(begin)

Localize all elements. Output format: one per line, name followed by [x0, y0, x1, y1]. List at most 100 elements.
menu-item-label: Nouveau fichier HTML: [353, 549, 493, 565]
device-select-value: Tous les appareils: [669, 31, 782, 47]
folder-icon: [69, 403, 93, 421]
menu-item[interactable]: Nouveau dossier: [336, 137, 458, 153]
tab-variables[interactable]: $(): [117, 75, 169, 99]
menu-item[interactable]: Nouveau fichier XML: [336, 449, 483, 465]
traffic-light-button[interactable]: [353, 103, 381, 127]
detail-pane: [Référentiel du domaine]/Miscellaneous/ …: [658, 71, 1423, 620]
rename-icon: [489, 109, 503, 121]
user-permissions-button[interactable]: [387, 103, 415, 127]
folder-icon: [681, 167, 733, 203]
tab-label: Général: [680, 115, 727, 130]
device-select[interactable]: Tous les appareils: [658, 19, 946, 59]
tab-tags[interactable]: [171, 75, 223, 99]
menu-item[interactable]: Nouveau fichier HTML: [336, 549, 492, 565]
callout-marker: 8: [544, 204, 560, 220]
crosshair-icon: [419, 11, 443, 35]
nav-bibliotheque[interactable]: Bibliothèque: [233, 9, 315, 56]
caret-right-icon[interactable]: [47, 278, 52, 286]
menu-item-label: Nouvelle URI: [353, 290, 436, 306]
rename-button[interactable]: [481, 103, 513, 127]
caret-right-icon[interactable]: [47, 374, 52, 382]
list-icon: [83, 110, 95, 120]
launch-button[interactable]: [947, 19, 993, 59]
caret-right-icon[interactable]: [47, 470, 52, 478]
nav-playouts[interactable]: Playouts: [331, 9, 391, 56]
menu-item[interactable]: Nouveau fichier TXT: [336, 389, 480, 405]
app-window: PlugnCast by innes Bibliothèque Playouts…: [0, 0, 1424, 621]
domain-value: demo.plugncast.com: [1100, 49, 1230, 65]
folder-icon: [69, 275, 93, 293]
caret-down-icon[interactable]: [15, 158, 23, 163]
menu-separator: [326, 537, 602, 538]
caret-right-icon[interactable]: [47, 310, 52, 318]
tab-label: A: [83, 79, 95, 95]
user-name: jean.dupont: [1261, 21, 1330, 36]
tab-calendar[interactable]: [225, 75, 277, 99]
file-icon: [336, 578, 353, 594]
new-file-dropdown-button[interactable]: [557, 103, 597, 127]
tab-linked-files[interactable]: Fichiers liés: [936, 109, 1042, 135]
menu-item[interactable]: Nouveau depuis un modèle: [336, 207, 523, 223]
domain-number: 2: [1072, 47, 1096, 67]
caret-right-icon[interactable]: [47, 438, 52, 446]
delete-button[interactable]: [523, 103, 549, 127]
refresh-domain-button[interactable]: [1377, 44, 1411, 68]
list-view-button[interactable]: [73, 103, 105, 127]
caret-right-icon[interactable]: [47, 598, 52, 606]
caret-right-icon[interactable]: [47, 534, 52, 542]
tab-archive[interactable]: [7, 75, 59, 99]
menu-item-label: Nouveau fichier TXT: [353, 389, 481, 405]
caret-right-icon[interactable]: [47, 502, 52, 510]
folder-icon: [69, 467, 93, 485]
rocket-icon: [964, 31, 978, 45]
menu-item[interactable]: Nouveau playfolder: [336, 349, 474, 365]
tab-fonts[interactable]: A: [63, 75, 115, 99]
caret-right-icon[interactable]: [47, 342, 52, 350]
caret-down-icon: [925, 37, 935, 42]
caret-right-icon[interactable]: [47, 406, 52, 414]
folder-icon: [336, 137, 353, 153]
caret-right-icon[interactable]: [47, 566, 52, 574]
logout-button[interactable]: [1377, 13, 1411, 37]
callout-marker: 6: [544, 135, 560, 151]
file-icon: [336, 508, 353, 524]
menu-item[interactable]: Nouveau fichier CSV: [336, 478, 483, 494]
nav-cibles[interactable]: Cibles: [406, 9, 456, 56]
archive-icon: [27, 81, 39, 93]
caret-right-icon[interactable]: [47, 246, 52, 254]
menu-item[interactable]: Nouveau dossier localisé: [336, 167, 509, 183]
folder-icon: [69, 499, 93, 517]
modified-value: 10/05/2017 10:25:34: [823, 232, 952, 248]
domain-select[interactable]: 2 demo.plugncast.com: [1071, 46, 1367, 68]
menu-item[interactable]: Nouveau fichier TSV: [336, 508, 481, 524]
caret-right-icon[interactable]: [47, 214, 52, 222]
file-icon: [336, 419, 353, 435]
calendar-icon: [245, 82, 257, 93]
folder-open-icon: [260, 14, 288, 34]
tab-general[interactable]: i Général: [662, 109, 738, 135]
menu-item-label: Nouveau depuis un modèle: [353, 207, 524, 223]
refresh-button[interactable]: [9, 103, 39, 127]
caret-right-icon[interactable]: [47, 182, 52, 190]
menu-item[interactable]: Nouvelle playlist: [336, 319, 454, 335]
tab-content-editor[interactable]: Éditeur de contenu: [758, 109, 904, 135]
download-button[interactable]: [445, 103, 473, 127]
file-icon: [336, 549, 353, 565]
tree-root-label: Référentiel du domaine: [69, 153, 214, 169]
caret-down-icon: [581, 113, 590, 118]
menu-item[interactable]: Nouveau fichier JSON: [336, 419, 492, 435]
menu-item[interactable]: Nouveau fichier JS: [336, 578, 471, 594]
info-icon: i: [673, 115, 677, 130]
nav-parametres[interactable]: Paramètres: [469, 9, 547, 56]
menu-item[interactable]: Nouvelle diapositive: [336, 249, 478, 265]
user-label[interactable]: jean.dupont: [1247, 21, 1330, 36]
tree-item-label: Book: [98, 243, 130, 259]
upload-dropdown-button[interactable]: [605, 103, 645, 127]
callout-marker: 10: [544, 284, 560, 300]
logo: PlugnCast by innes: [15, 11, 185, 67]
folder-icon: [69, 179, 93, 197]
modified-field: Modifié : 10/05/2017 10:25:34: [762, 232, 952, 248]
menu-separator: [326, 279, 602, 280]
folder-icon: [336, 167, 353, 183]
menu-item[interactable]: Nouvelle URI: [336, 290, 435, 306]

(end)

_Exercise_
Copy out every line of the data above exactly as it appears.

_Exercise solution_
Localize all elements. Output format: one per line, name followed by [x0, y0, x1, y1]. List at most 100 elements.
menu-item-label: Nouveau fichier HTML: [353, 549, 493, 565]
device-select-value: Tous les appareils: [669, 31, 782, 47]
folder-icon: [69, 403, 93, 421]
menu-item[interactable]: Nouveau dossier: [336, 137, 458, 153]
tab-variables[interactable]: $(): [117, 75, 169, 99]
menu-item[interactable]: Nouveau fichier XML: [336, 449, 483, 465]
traffic-light-button[interactable]: [353, 103, 381, 127]
detail-pane: [Référentiel du domaine]/Miscellaneous/ …: [658, 71, 1423, 620]
rename-icon: [489, 109, 503, 121]
user-permissions-button[interactable]: [387, 103, 415, 127]
folder-icon: [681, 167, 733, 203]
tab-label: Général: [680, 115, 727, 130]
device-select[interactable]: Tous les appareils: [658, 19, 946, 59]
tab-tags[interactable]: [171, 75, 223, 99]
menu-item[interactable]: Nouveau fichier HTML: [336, 549, 492, 565]
callout-marker: 8: [544, 204, 560, 220]
crosshair-icon: [419, 11, 443, 35]
nav-bibliotheque[interactable]: Bibliothèque: [233, 9, 315, 56]
caret-right-icon[interactable]: [47, 278, 52, 286]
menu-item-label: Nouvelle URI: [353, 290, 436, 306]
rename-button[interactable]: [481, 103, 513, 127]
caret-right-icon[interactable]: [47, 374, 52, 382]
list-icon: [83, 110, 95, 120]
launch-button[interactable]: [947, 19, 993, 59]
caret-right-icon[interactable]: [47, 470, 52, 478]
nav-playouts[interactable]: Playouts: [331, 9, 391, 56]
menu-item[interactable]: Nouveau fichier TXT: [336, 389, 480, 405]
app-window: PlugnCast by innes Bibliothèque Playouts…: [0, 0, 1424, 621]
domain-value: demo.plugncast.com: [1100, 49, 1230, 65]
folder-icon: [69, 275, 93, 293]
caret-down-icon[interactable]: [15, 158, 23, 163]
menu-separator: [326, 537, 602, 538]
caret-right-icon[interactable]: [47, 310, 52, 318]
tab-label: A: [83, 79, 95, 95]
user-name: jean.dupont: [1261, 21, 1330, 36]
tab-calendar[interactable]: [225, 75, 277, 99]
file-icon: [336, 578, 353, 594]
new-file-dropdown-button[interactable]: [557, 103, 597, 127]
tab-linked-files[interactable]: Fichiers liés: [936, 109, 1042, 135]
menu-item[interactable]: Nouveau depuis un modèle: [336, 207, 523, 223]
domain-number: 2: [1072, 47, 1096, 67]
caret-right-icon[interactable]: [47, 438, 52, 446]
delete-button[interactable]: [523, 103, 549, 127]
refresh-domain-button[interactable]: [1377, 44, 1411, 68]
list-view-button[interactable]: [73, 103, 105, 127]
caret-right-icon[interactable]: [47, 598, 52, 606]
caret-right-icon[interactable]: [47, 534, 52, 542]
tab-archive[interactable]: [7, 75, 59, 99]
menu-item-label: Nouveau fichier TXT: [353, 389, 481, 405]
caret-right-icon[interactable]: [47, 502, 52, 510]
folder-icon: [69, 467, 93, 485]
rocket-icon: [964, 31, 978, 45]
menu-item[interactable]: Nouveau playfolder: [336, 349, 474, 365]
tab-fonts[interactable]: A: [63, 75, 115, 99]
caret-right-icon[interactable]: [47, 342, 52, 350]
caret-down-icon: [925, 37, 935, 42]
caret-right-icon[interactable]: [47, 406, 52, 414]
folder-icon: [336, 137, 353, 153]
caret-right-icon[interactable]: [47, 566, 52, 574]
logout-button[interactable]: [1377, 13, 1411, 37]
callout-marker: 6: [544, 135, 560, 151]
file-icon: [336, 508, 353, 524]
menu-item[interactable]: Nouveau fichier CSV: [336, 478, 483, 494]
nav-cibles[interactable]: Cibles: [406, 9, 456, 56]
archive-icon: [27, 81, 39, 93]
caret-right-icon[interactable]: [47, 246, 52, 254]
menu-item[interactable]: Nouveau dossier localisé: [336, 167, 509, 183]
folder-icon: [69, 499, 93, 517]
modified-value: 10/05/2017 10:25:34: [823, 232, 952, 248]
domain-select[interactable]: 2 demo.plugncast.com: [1071, 46, 1367, 68]
menu-item[interactable]: Nouveau fichier TSV: [336, 508, 481, 524]
caret-right-icon[interactable]: [47, 214, 52, 222]
file-icon: [336, 419, 353, 435]
calendar-icon: [245, 82, 257, 93]
folder-open-icon: [260, 14, 288, 34]
tab-general[interactable]: i Général: [662, 109, 738, 135]
menu-item-label: Nouveau depuis un modèle: [353, 207, 524, 223]
refresh-button[interactable]: [9, 103, 39, 127]
caret-right-icon[interactable]: [47, 182, 52, 190]
menu-item[interactable]: Nouvelle playlist: [336, 319, 454, 335]
tab-content-editor[interactable]: Éditeur de contenu: [758, 109, 904, 135]
download-button[interactable]: [445, 103, 473, 127]
file-icon: [336, 549, 353, 565]
tree-root-label: Référentiel du domaine: [69, 153, 214, 169]
caret-down-icon: [581, 113, 590, 118]
menu-item[interactable]: Nouveau fichier JSON: [336, 419, 492, 435]
menu-item[interactable]: Nouveau fichier JS: [336, 578, 471, 594]
info-icon: i: [673, 115, 677, 130]
nav-parametres[interactable]: Paramètres: [469, 9, 547, 56]
menu-item[interactable]: Nouvelle diapositive: [336, 249, 478, 265]
user-label[interactable]: jean.dupont: [1247, 21, 1330, 36]
tree-item-label: Book: [98, 243, 130, 259]
upload-dropdown-button[interactable]: [605, 103, 645, 127]
callout-marker: 10: [544, 284, 560, 300]
logo: PlugnCast by innes: [15, 11, 185, 67]
folder-icon: [69, 179, 93, 197]
modified-field: Modifié : 10/05/2017 10:25:34: [762, 232, 952, 248]
menu-separator: [326, 279, 602, 280]
folder-icon: [336, 167, 353, 183]
menu-item[interactable]: Nouvelle URI: [336, 290, 435, 306]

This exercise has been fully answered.